Stored data entries:
※
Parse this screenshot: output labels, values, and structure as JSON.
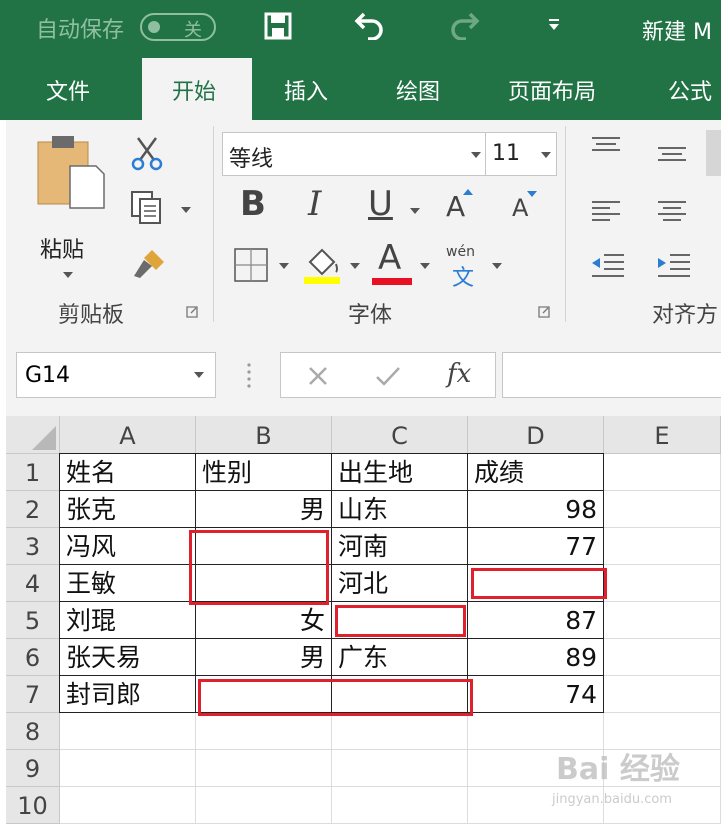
{
  "titlebar": {
    "autosave_label": "自动保存",
    "autosave_state": "关",
    "filename": "新建 M"
  },
  "tabs": [
    "文件",
    "开始",
    "插入",
    "绘图",
    "页面布局",
    "公式"
  ],
  "active_tab": "开始",
  "ribbon": {
    "clipboard": {
      "paste_label": "粘贴",
      "group_label": "剪贴板"
    },
    "font": {
      "font_name": "等线",
      "font_size": "11",
      "bold": "B",
      "italic": "I",
      "underline": "U",
      "grow": "A",
      "shrink": "A",
      "font_color_glyph": "A",
      "phonetic_top": "wén",
      "phonetic_bottom": "文",
      "group_label": "字体",
      "highlight_color": "#ffff00",
      "font_color": "#e81123"
    },
    "alignment": {
      "group_label": "对齐方"
    }
  },
  "formula_bar": {
    "name_box": "G14",
    "fx": "fx",
    "formula": ""
  },
  "sheet": {
    "columns": [
      "A",
      "B",
      "C",
      "D",
      "E"
    ],
    "rows": [
      "1",
      "2",
      "3",
      "4",
      "5",
      "6",
      "7",
      "8",
      "9",
      "10"
    ],
    "cells": {
      "A1": "姓名",
      "B1": "性别",
      "C1": "出生地",
      "D1": "成绩",
      "A2": "张克",
      "B2": "男",
      "C2": "山东",
      "D2": "98",
      "A3": "冯风",
      "B3": "",
      "C3": "河南",
      "D3": "77",
      "A4": "王敏",
      "B4": "",
      "C4": "河北",
      "D4": "",
      "A5": "刘琨",
      "B5": "女",
      "C5": "",
      "D5": "87",
      "A6": "张天易",
      "B6": "男",
      "C6": "广东",
      "D6": "89",
      "A7": "封司郎",
      "B7": "",
      "C7": "",
      "D7": "74"
    }
  },
  "annotation_color": "#e0202c",
  "watermark": {
    "main": "Bai 经验",
    "sub": "jingyan.baidu.com"
  }
}
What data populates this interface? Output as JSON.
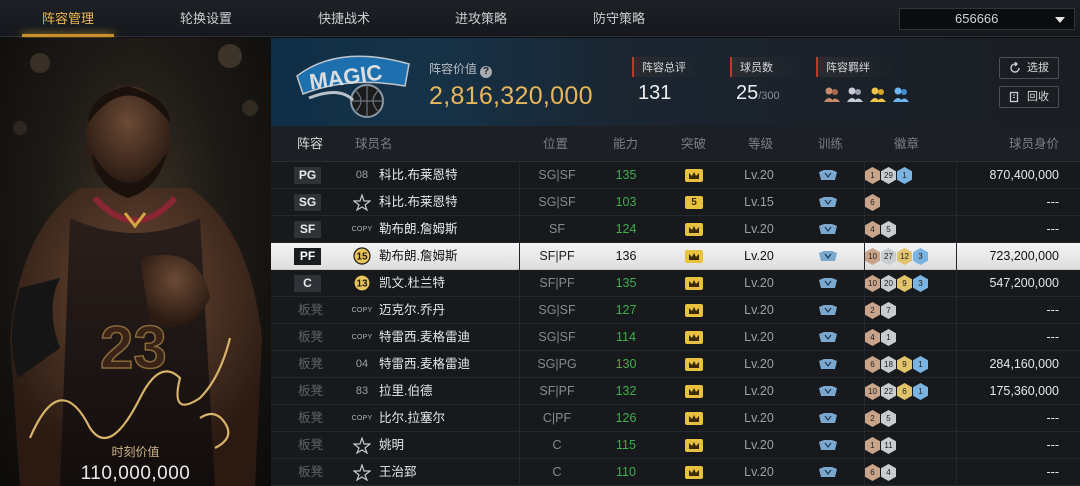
※
What to do:
Copy every line of the data word for word, omitting the images.

Written answer:
Parse this screenshot: output labels, values, and structure as JSON.
{
  "titlebar": {
    "autosave_label": "自动保存",
    "autosave_state": "关",
    "filename": "新建 M"
  },
  "tabs": [
    "文件",
    "开始",
    "插入",
    "绘图",
    "页面布局",
    "公式"
  ],
  "active_tab": "开始",
  "ribbon": {
    "clipboard": {
      "paste_label": "粘贴",
      "group_label": "剪贴板"
    },
    "font": {
      "font_name": "等线",
      "font_size": "11",
      "bold": "B",
      "italic": "I",
      "underline": "U",
      "grow": "A",
      "shrink": "A",
      "font_color_glyph": "A",
      "phonetic_top": "wén",
      "phonetic_bottom": "文",
      "group_label": "字体",
      "highlight_color": "#ffff00",
      "font_color": "#e81123"
    },
    "alignment": {
      "group_label": "对齐方"
    }
  },
  "formula_bar": {
    "name_box": "G14",
    "fx": "fx",
    "formula": ""
  },
  "sheet": {
    "columns": [
      "A",
      "B",
      "C",
      "D",
      "E"
    ],
    "rows": [
      "1",
      "2",
      "3",
      "4",
      "5",
      "6",
      "7",
      "8",
      "9",
      "10"
    ],
    "cells": {
      "A1": "姓名",
      "B1": "性别",
      "C1": "出生地",
      "D1": "成绩",
      "A2": "张克",
      "B2": "男",
      "C2": "山东",
      "D2": "98",
      "A3": "冯风",
      "B3": "",
      "C3": "河南",
      "D3": "77",
      "A4": "王敏",
      "B4": "",
      "C4": "河北",
      "D4": "",
      "A5": "刘琨",
      "B5": "女",
      "C5": "",
      "D5": "87",
      "A6": "张天易",
      "B6": "男",
      "C6": "广东",
      "D6": "89",
      "A7": "封司郎",
      "B7": "",
      "C7": "",
      "D7": "74"
    }
  },
  "annotation_color": "#e0202c",
  "watermark": {
    "main": "Bai 经验",
    "sub": "jingyan.baidu.com"
  }
}
What data populates this interface? Output as JSON.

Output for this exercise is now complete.